## AIM
Can you restate the records below word for word?

## SUPPLIED RECORDS
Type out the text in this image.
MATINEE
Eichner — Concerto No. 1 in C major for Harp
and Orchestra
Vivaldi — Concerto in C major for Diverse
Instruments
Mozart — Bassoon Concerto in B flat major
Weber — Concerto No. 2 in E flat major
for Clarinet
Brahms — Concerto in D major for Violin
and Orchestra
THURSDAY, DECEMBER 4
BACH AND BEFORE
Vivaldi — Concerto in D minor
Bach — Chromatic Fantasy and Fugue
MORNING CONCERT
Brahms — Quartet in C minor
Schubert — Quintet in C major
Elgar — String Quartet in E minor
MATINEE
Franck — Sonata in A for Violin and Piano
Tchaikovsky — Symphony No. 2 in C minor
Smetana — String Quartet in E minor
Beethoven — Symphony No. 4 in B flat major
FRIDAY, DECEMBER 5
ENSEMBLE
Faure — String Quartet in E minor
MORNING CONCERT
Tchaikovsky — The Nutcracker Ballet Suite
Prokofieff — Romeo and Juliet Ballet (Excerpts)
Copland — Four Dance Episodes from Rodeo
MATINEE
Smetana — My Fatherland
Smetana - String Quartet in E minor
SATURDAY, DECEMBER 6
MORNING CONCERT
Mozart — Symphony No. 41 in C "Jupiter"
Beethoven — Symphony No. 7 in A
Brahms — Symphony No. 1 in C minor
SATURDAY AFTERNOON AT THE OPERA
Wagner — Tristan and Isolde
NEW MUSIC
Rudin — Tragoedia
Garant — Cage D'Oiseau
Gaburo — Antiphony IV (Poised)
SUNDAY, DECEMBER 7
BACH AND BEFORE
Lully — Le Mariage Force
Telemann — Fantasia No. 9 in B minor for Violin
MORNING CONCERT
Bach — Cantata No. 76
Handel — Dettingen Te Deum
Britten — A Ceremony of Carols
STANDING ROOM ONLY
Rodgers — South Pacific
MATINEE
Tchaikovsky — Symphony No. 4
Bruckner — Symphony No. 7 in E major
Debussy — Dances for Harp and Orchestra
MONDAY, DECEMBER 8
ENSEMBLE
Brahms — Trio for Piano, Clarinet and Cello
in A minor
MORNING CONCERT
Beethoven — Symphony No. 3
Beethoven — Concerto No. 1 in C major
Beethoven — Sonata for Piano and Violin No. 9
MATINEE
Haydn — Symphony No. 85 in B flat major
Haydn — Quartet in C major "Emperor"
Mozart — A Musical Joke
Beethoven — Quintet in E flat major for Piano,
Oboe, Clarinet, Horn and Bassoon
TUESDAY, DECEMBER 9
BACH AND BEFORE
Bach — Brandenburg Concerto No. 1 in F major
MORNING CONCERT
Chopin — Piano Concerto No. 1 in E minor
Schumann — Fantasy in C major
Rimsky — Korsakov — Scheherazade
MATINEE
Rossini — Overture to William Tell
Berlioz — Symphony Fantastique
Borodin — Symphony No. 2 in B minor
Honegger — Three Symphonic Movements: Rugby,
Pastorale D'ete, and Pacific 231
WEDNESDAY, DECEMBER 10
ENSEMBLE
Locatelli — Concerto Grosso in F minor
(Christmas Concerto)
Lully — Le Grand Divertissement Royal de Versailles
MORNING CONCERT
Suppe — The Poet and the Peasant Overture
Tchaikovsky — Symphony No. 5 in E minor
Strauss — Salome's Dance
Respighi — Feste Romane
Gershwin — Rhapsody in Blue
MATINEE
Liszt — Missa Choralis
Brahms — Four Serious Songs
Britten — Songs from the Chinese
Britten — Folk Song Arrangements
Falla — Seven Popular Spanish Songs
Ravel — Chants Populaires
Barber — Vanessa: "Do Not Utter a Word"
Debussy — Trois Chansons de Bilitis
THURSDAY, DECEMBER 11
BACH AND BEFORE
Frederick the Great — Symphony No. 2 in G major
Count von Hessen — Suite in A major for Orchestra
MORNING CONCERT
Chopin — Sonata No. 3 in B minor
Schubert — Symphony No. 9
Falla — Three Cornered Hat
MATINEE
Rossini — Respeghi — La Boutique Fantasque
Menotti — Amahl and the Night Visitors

## OUTPUT OF THE TASK
Type out the text in this image.
MATINEE
Eichner — Concerto No. 1 in C major for Harp
and Orchestra
Vivaldi — Concerto in C major for Diverse
Instruments
Mozart — Bassoon Concerto in B flat major
Weber — Concerto No. 2 in E flat major
for Clarinet
Brahms — Concerto in D major for Violin
and Orchestra
THURSDAY, DECEMBER 4
BACH AND BEFORE
Vivaldi — Concerto in D minor
Bach — Chromatic Fantasy and Fugue
MORNING CONCERT
Brahms — Quartet in C minor
Schubert — Quintet in C major
Elgar — String Quartet in E minor
MATINEE
Franck — Sonata in A for Violin and Piano
Tchaikovsky — Symphony No. 2 in C minor
Smetana — String Quartet in E minor
Beethoven — Symphony No. 4 in B flat major
FRIDAY, DECEMBER 5
ENSEMBLE
Faure — String Quartet in E minor
MORNING CONCERT
Tchaikovsky — The Nutcracker Ballet Suite
Prokofieff — Romeo and Juliet Ballet (Excerpts)
Copland — Four Dance Episodes from Rodeo
MATINEE
Smetana — My Fatherland
Smetana - String Quartet in E minor
SATURDAY, DECEMBER 6
MORNING CONCERT
Mozart — Symphony No. 41 in C "Jupiter"
Beethoven — Symphony No. 7 in A
Brahms — Symphony No. 1 in C minor
SATURDAY AFTERNOON AT THE OPERA
Wagner — Tristan and Isolde
NEW MUSIC
Rudin — Tragoedia
Garant — Cage D'Oiseau
Gaburo — Antiphony IV (Poised)
SUNDAY, DECEMBER 7
BACH AND BEFORE
Lully — Le Mariage Force
Telemann — Fantasia No. 9 in B minor for Violin
MORNING CONCERT
Bach — Cantata No. 76
Handel — Dettingen Te Deum
Britten — A Ceremony of Carols
STANDING ROOM ONLY
Rodgers — South Pacific
MATINEE
Tchaikovsky — Symphony No. 4
Bruckner — Symphony No. 7 in E major
Debussy — Dances for Harp and Orchestra
MONDAY, DECEMBER 8
ENSEMBLE
Brahms — Trio for Piano, Clarinet and Cello
in A minor
MORNING CONCERT
Beethoven — Symphony No. 3
Beethoven — Concerto No. 1 in C major
Beethoven — Sonata for Piano and Violin No. 9
MATINEE
Haydn — Symphony No. 85 in B flat major
Haydn — Quartet in C major "Emperor"
Mozart — A Musical Joke
Beethoven — Quintet in E flat major for Piano,
Oboe, Clarinet, Horn and Bassoon
TUESDAY, DECEMBER 9
BACH AND BEFORE
Bach — Brandenburg Concerto No. 1 in F major
MORNING CONCERT
Chopin — Piano Concerto No. 1 in E minor
Schumann — Fantasy in C major
Rimsky — Korsakov — Scheherazade
MATINEE
Rossini — Overture to William Tell
Berlioz — Symphony Fantastique
Borodin — Symphony No. 2 in B minor
Honegger — Three Symphonic Movements: Rugby,
Pastorale D'ete, and Pacific 231
WEDNESDAY, DECEMBER 10
ENSEMBLE
Locatelli — Concerto Grosso in F minor
(Christmas Concerto)
Lully — Le Grand Divertissement Royal de Versailles
MORNING CONCERT
Suppe — The Poet and the Peasant Overture
Tchaikovsky — Symphony No. 5 in E minor
Strauss — Salome's Dance
Respighi — Feste Romane
Gershwin — Rhapsody in Blue
MATINEE
Liszt — Missa Choralis
Brahms — Four Serious Songs
Britten — Songs from the Chinese
Britten — Folk Song Arrangements
Falla — Seven Popular Spanish Songs
Ravel — Chants Populaires
Barber — Vanessa: "Do Not Utter a Word"
Debussy — Trois Chansons de Bilitis
THURSDAY, DECEMBER 11
BACH AND BEFORE
Frederick the Great — Symphony No. 2 in G major
Count von Hessen — Suite in A major for Orchestra
MORNING CONCERT
Chopin — Sonata No. 3 in B minor
Schubert — Symphony No. 9
Falla — Three Cornered Hat
MATINEE
Rossini — Respeghi — La Boutique Fantasque
Menotti — Amahl and the Night Visitors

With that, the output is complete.